What matters here is that the filing speaks in two very different languages. The first is the language of geology and resources. It gives ranges, categories and estimates. The second is the language of economics. That is where different words show up: commercial production, wellhead market value, project approval, reasonable expectation of gas sales. A reader who stops at the first language gets a big Dalit. A reader who also reads the second language understands why the company is still not presenting Dalit as a cash-generating asset.

That gap matters even more in Tomer because this is a narrow royalty vehicle. At an exploration and development company, one can still talk about a broad geological platform. At Tomer, the question is much more disciplined: how much of this potential can actually become a royalty stream that can be measured, collected and passed through to shareholders.

The Counter-Thesis: Why Dalit Cannot Be Written Off

A cautious reading does not require writing Dalit down to zero. On the contrary, the filing gives several concrete reasons not to do that.
────────────────────
:: Exercises ::
1 > Translate this sentence from the passage on Dalit into Spanish: "A cautious reading does not require writing Dalit down to zero."
2 > Reproduce the stretch of the passage on Dalit from "That gap matters" through "through to shareholders.".
3 > Resume the passage on Dalit after its final sentence and carry it forward.
The material below is not needed.
────────────────────
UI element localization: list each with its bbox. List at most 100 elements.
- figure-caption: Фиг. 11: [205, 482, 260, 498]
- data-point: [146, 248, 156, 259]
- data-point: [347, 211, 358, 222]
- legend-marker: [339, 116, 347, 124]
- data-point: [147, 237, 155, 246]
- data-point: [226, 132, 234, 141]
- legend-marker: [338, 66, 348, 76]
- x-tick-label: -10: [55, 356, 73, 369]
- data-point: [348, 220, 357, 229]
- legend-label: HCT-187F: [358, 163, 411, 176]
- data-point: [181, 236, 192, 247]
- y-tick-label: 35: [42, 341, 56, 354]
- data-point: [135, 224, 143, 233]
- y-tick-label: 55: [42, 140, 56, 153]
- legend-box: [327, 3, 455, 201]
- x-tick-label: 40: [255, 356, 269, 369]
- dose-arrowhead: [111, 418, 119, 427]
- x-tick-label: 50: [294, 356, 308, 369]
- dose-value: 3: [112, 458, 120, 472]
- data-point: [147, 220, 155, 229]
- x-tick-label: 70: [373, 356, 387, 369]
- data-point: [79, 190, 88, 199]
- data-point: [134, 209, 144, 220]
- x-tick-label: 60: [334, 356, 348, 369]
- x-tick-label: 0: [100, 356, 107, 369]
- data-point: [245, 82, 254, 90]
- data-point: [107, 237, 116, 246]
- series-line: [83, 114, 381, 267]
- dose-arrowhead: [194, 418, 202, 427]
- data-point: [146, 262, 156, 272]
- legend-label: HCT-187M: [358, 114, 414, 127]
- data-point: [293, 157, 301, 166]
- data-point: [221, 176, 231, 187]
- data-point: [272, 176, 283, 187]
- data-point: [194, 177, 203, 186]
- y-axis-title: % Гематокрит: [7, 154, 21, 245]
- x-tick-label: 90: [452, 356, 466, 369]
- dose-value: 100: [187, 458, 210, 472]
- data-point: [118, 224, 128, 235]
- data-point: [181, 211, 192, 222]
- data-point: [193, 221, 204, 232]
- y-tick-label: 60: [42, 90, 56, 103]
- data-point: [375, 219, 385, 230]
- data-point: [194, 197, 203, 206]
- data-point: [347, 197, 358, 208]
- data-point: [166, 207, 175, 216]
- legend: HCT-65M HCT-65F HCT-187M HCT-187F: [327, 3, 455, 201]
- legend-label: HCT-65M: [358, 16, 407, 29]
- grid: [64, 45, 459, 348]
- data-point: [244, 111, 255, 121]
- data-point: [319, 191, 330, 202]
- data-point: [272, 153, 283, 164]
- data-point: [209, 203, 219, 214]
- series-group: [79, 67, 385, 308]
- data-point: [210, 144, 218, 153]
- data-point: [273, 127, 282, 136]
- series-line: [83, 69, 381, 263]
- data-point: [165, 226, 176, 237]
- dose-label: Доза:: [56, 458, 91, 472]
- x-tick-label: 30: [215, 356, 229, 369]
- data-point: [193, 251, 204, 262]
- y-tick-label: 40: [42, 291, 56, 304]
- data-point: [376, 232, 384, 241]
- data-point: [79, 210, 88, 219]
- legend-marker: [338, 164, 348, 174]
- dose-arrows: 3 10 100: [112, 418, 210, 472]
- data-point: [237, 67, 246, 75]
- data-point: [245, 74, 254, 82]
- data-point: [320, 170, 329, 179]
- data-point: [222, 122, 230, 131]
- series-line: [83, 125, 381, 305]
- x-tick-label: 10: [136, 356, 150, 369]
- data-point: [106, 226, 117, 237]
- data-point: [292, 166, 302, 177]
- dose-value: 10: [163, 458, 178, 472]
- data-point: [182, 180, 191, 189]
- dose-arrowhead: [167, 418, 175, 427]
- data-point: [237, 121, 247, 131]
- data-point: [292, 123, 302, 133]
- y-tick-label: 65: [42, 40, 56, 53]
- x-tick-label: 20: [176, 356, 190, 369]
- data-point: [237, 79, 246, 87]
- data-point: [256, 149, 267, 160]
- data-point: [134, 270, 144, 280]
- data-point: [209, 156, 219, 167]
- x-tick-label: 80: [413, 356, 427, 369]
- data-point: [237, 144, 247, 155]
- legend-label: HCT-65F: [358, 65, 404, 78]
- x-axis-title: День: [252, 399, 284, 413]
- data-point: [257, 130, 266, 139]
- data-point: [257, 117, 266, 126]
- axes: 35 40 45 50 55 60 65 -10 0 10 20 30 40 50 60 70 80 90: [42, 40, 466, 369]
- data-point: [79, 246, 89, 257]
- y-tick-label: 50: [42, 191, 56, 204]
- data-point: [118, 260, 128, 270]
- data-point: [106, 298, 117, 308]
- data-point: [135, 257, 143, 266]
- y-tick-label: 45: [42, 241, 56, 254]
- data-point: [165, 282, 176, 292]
────────────────────
:: Answers to the problems ::
1 > Una lectura prudente no exige rebajar el valor de Dalit a cero.

2 >
That gap matters even more in Tomer because this is a narrow royalty vehicle. At an exploration and development company, one can still talk about a broad geological platform. At Tomer, the question is much more disciplined: how much of this potential can actually become a royalty stream that can be measured, collected and passed through to shareholders.

3 >
First, Dalit is not an early-stage prospect. The Dalit 1 well already proved the presence of resources in the main fault block, which means that layer has already moved into the contingent-resource category. Second, the resource report says that in the best-estimate category, the contingent resources have a reasonable chance of commercial production based on the development of similar fields. Third, the company says the main potential market for these resources is both the domestic market and the international market. On top of that, the company writes that the Tamar development plan submitted to the regulator included, among other things, a reference to developing Dalit.

All of that means Dalit is not fantasy. It is a possible asset. But that is exactly the distinction between a possible asset and a current economic asset. The right thesis is not "Dalit is worthless," but rather "Dalit has not yet passed the tests that turn geological value into cash-flow value."

What Would Have to Happen for the Language to Change

The way Dalit will be discussed in future filings will not be determined by one more resource table. It will be determined by a change in the economic links.

If the company presents clear project approval, an approved development plan and a commercial path built on a reasonable expectation of gas sales, Dalit will start to move from a geological number into something that can be analyzed economically. If, in addition, there is clarity on how the royalty to the state would actually be calculated, and therefore on the wellhead market value from which Tomer's payment would be derived, the option layer will start to get real financial boundaries.

Until then, the market should avoid two mistakes. The first is to get excited by the gross number as if it already belonged to Tomer in cash-flow terms. The second is to dismiss Dalit as irrelevant geological noise. Both are wrong. The numbers show that there is a possible asset here. The fine print shows that it is still not mature.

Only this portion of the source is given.